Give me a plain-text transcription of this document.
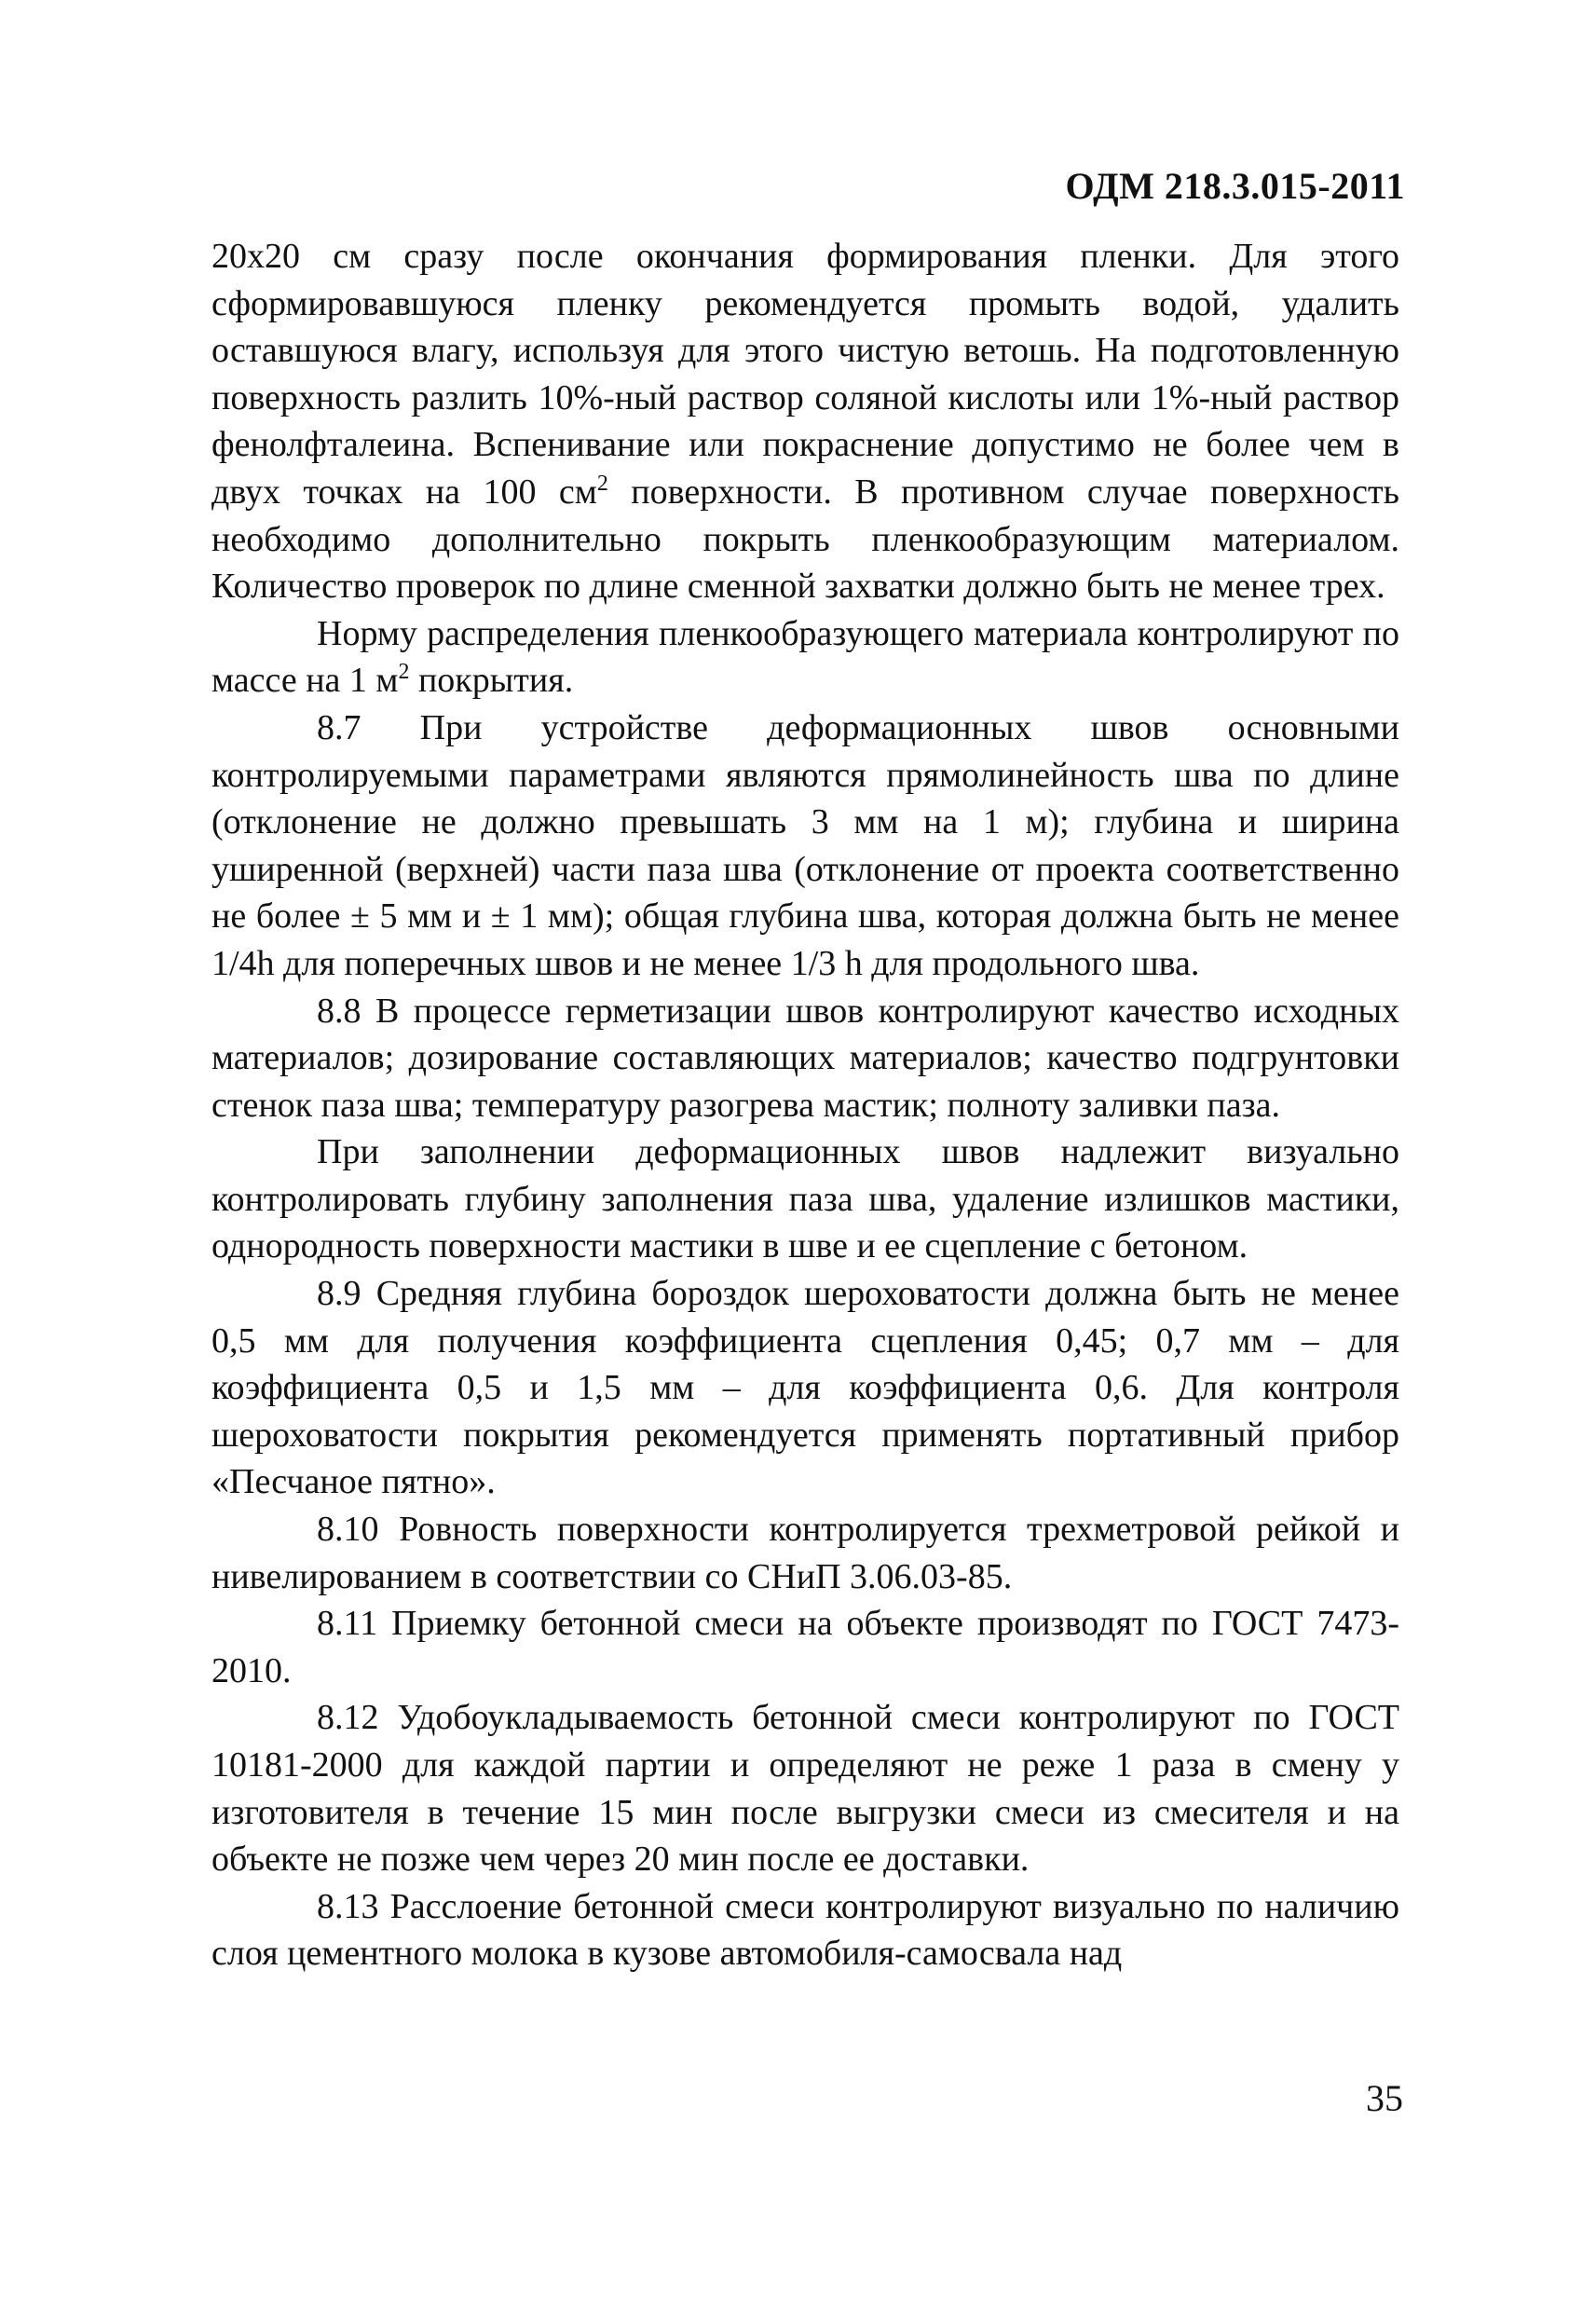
ОДМ 218.3.015-2011

20x20 см сразу после окончания формирования пленки. Для этого сформировавшуюся пленку рекомендуется промыть водой, удалить оставшуюся влагу, используя для этого чистую ветошь. На подготовленную поверхность разлить 10%-ный раствор соляной кислоты или 1%-ный раствор фенолфталеина. Вспенивание или покраснение допустимо не более чем в двух точках на 100 $см^2$ поверхности. В противном случае поверхность необходимо дополнительно покрыть пленкообразующим материалом. Количество проверок по длине сменной захватки должно быть не менее трех.

Норму распределения пленкообразующего материала контролируют по массе на 1 $м^2$ покрытия.

8.7 При устройстве деформационных швов основными контролируемыми параметрами являются прямолинейность шва по длине (отклонение не должно превышать 3 мм на 1 м); глубина и ширина уширенной (верхней) части паза шва (отклонение от проекта соответственно не более ± 5 мм и ± 1 мм); общая глубина шва, которая должна быть не менее 1/4h для поперечных швов и не менее 1/3 h для продольного шва.

8.8 В процессе герметизации швов контролируют качество исходных материалов; дозирование составляющих материалов; качество подгрунтовки стенок паза шва; температуру разогрева мастик; полноту заливки паза.

При заполнении деформационных швов надлежит визуально контролировать глубину заполнения паза шва, удаление излишков мастики, однородность поверхности мастики в шве и ее сцепление с бетоном.

8.9 Средняя глубина бороздок шероховатости должна быть не менее 0,5 мм для получения коэффициента сцепления 0,45; 0,7 мм – для коэффициента 0,5 и 1,5 мм – для коэффициента 0,6. Для контроля шероховатости покрытия рекомендуется применять портативный прибор «Песчаное пятно».

8.10 Ровность поверхности контролируется трехметровой рейкой и нивелированием в соответствии со СНиП 3.06.03-85.

8.11 Приемку бетонной смеси на объекте производят по ГОСТ 7473-2010.

8.12 Удобоукладываемость бетонной смеси контролируют по ГОСТ 10181-2000 для каждой партии и определяют не реже 1 раза в смену у изготовителя в течение 15 мин после выгрузки смеси из смесителя и на объекте не позже чем через 20 мин после ее доставки.

8.13 Расслоение бетонной смеси контролируют визуально по наличию слоя цементного молока в кузове автомобиля-самосвала над

35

— SET TASK —
Identify all lines in the records above with the word "глубина".

— SOLUTION TO THIS TASK —
8.7 При устройстве деформационных швов основными контролируемыми параметрами являются прямолинейность шва по длине (отклонение не должно превышать 3 мм на 1 м); глубина и ширина уширенной (верхней) части паза шва (отклонение от проекта соответственно не более ± 5 мм и ± 1 мм); общая глубина шва, которая должна быть не менее 1/4h для поперечных швов и не менее 1/3 h для продольного шва.
8.9 Средняя глубина бороздок шероховатости должна быть не менее 0,5 мм для получения коэффициента сцепления 0,45; 0,7 мм – для коэффициента 0,5 и 1,5 мм – для коэффициента 0,6. Для контроля шероховатости покрытия рекомендуется применять портативный прибор «Песчаное пятно».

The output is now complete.